▸ **Required task**: Can you transcribe the data below exactly as it appears, every line?

▸ **Records provided**:

----------------------------------------

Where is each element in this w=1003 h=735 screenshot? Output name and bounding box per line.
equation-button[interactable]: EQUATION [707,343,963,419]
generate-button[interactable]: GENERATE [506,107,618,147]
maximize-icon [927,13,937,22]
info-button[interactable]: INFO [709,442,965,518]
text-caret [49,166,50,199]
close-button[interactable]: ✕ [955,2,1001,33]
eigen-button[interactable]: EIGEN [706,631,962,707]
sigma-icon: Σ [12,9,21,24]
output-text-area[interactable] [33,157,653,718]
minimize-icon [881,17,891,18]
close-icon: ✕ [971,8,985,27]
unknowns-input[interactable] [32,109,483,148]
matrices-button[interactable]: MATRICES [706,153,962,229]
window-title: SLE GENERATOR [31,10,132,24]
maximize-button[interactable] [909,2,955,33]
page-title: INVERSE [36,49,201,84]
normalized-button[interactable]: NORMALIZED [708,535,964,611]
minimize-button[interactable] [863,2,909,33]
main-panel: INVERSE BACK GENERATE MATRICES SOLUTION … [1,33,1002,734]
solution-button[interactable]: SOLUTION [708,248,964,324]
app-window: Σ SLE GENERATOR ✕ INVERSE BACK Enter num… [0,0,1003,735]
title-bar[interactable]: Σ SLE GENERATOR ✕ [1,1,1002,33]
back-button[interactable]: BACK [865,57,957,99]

----------------------------------------

▸ **Output**:
Where is each element in this w=1003 h=735 screenshot? Output name and bounding box per line.
equation-button[interactable]: EQUATION [707,343,963,419]
generate-button[interactable]: GENERATE [506,107,618,147]
maximize-icon [927,13,937,22]
info-button[interactable]: INFO [709,442,965,518]
text-caret [49,166,50,199]
close-button[interactable]: ✕ [955,2,1001,33]
eigen-button[interactable]: EIGEN [706,631,962,707]
sigma-icon: Σ [12,9,21,24]
output-text-area[interactable] [33,157,653,718]
minimize-icon [881,17,891,18]
close-icon: ✕ [971,8,985,27]
unknowns-input[interactable] [32,109,483,148]
matrices-button[interactable]: MATRICES [706,153,962,229]
window-title: SLE GENERATOR [31,10,132,24]
maximize-button[interactable] [909,2,955,33]
page-title: INVERSE [36,49,201,84]
normalized-button[interactable]: NORMALIZED [708,535,964,611]
minimize-button[interactable] [863,2,909,33]
main-panel: INVERSE BACK GENERATE MATRICES SOLUTION … [1,33,1002,734]
solution-button[interactable]: SOLUTION [708,248,964,324]
app-window: Σ SLE GENERATOR ✕ INVERSE BACK Enter num… [0,0,1003,735]
title-bar[interactable]: Σ SLE GENERATOR ✕ [1,1,1002,33]
back-button[interactable]: BACK [865,57,957,99]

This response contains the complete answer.